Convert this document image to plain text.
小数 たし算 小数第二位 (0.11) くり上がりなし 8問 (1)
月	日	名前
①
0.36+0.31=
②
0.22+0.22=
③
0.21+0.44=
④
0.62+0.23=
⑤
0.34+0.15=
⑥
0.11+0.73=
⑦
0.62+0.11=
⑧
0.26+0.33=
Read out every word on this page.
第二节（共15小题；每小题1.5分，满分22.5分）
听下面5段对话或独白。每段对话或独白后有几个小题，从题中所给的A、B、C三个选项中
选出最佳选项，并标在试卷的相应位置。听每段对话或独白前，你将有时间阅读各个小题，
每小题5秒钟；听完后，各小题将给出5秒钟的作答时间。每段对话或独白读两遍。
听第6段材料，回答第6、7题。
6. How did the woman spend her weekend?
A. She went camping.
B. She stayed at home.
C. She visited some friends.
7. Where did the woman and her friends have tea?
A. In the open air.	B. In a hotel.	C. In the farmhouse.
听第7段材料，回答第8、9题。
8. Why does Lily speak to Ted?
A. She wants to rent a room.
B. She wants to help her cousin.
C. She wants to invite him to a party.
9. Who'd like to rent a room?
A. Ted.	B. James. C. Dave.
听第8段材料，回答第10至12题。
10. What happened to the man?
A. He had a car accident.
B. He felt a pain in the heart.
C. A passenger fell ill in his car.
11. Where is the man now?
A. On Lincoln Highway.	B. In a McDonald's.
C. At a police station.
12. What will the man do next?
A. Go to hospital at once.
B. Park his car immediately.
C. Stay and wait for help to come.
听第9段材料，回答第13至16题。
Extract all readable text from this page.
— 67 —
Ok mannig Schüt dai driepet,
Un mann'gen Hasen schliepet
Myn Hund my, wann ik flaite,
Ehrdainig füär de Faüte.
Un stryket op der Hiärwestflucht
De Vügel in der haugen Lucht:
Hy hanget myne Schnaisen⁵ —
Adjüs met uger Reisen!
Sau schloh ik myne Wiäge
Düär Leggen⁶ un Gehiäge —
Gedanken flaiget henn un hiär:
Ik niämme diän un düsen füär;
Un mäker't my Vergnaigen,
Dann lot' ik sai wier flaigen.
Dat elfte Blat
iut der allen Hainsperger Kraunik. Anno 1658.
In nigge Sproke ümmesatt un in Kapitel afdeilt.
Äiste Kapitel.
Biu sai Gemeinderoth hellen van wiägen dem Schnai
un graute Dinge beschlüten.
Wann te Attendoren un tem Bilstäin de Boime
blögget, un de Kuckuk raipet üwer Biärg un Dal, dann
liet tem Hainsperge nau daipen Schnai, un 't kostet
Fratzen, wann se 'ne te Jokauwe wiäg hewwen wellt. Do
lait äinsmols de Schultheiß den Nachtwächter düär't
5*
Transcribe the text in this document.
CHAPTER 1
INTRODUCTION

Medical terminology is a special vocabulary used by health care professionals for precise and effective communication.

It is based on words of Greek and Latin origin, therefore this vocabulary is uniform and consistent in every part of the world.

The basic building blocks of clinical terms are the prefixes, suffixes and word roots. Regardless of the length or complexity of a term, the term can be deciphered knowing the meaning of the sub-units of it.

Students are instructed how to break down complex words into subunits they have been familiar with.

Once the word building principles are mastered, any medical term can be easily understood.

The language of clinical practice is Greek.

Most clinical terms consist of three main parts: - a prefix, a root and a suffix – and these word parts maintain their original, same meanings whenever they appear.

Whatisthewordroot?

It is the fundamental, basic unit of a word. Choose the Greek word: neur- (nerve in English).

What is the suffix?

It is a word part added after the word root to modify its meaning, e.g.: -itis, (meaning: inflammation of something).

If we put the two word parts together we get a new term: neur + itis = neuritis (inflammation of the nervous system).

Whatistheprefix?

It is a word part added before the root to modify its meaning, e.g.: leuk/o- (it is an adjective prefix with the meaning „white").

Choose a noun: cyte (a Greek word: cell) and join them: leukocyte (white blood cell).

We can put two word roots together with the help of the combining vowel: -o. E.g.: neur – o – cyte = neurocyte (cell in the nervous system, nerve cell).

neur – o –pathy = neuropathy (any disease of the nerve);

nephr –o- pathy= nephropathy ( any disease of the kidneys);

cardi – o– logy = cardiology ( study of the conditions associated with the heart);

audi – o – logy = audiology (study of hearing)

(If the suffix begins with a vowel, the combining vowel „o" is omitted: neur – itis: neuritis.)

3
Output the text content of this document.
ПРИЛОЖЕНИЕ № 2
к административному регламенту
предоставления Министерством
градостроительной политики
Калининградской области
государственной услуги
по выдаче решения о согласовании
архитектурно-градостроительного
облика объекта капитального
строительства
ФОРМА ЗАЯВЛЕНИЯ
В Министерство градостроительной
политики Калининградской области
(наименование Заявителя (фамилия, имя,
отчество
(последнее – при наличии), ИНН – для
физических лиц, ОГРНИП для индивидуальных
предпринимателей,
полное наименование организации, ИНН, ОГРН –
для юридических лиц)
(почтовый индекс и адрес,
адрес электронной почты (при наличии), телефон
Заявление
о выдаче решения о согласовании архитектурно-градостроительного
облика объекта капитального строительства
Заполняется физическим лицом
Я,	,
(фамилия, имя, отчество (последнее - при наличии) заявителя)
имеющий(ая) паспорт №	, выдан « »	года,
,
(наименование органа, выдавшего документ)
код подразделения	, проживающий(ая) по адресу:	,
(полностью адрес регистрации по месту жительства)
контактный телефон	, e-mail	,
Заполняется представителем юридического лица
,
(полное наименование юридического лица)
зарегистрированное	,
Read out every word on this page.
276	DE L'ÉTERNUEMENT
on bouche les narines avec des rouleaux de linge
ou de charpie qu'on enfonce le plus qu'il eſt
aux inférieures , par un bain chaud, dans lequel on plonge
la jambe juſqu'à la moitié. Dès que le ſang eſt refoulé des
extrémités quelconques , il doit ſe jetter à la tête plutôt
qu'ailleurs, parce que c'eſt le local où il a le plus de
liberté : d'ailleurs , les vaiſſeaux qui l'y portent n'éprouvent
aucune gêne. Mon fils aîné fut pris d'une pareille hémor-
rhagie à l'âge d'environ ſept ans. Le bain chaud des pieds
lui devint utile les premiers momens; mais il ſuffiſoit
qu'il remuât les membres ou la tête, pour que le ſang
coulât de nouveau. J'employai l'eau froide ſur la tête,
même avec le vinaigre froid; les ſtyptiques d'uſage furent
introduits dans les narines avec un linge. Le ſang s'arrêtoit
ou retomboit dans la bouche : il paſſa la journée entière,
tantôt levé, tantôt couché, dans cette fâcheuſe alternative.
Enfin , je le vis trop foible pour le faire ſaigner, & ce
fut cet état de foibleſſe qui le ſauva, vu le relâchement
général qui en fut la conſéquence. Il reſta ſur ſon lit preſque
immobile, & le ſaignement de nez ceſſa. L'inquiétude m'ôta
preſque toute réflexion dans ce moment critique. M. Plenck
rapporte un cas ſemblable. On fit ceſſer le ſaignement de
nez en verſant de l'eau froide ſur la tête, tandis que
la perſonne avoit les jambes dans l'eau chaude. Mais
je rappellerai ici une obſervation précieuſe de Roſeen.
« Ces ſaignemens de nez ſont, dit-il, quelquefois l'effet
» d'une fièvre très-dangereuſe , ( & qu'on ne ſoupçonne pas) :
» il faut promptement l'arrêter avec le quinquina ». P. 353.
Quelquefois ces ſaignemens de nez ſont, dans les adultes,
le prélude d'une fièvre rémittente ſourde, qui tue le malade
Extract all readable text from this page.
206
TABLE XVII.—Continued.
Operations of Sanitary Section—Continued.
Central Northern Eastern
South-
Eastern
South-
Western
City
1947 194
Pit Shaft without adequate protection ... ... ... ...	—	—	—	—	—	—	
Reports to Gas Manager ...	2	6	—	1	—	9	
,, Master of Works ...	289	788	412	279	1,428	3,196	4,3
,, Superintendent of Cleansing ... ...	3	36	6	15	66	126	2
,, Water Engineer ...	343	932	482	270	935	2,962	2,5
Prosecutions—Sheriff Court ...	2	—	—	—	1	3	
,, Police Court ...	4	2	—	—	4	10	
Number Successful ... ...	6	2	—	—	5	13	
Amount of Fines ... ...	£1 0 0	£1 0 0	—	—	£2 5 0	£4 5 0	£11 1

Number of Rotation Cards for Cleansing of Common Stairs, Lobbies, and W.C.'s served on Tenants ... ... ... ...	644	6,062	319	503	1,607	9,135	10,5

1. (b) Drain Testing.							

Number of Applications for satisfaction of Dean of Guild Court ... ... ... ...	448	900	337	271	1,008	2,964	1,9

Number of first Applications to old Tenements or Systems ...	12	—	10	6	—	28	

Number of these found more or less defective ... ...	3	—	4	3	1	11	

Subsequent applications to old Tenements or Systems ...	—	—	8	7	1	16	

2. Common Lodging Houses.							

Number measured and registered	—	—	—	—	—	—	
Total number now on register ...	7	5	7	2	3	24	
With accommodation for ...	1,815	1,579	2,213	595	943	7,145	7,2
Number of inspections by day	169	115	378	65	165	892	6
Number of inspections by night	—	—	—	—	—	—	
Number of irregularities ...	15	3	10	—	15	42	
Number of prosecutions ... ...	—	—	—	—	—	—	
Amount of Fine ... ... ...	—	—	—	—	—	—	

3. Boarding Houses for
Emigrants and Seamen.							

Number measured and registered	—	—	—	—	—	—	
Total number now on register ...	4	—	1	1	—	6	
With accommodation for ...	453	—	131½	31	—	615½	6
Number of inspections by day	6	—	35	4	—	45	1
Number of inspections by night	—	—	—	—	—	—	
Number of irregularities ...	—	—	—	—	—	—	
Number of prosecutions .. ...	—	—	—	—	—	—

Short problem: Gather every line containing the word "ailleurs" and copy it.

Output of the task:
qu'ailleurs, parce que c'eſt le local où il a le plus de
liberté : d'ailleurs , les vaiſſeaux qui l'y portent n'éprouvent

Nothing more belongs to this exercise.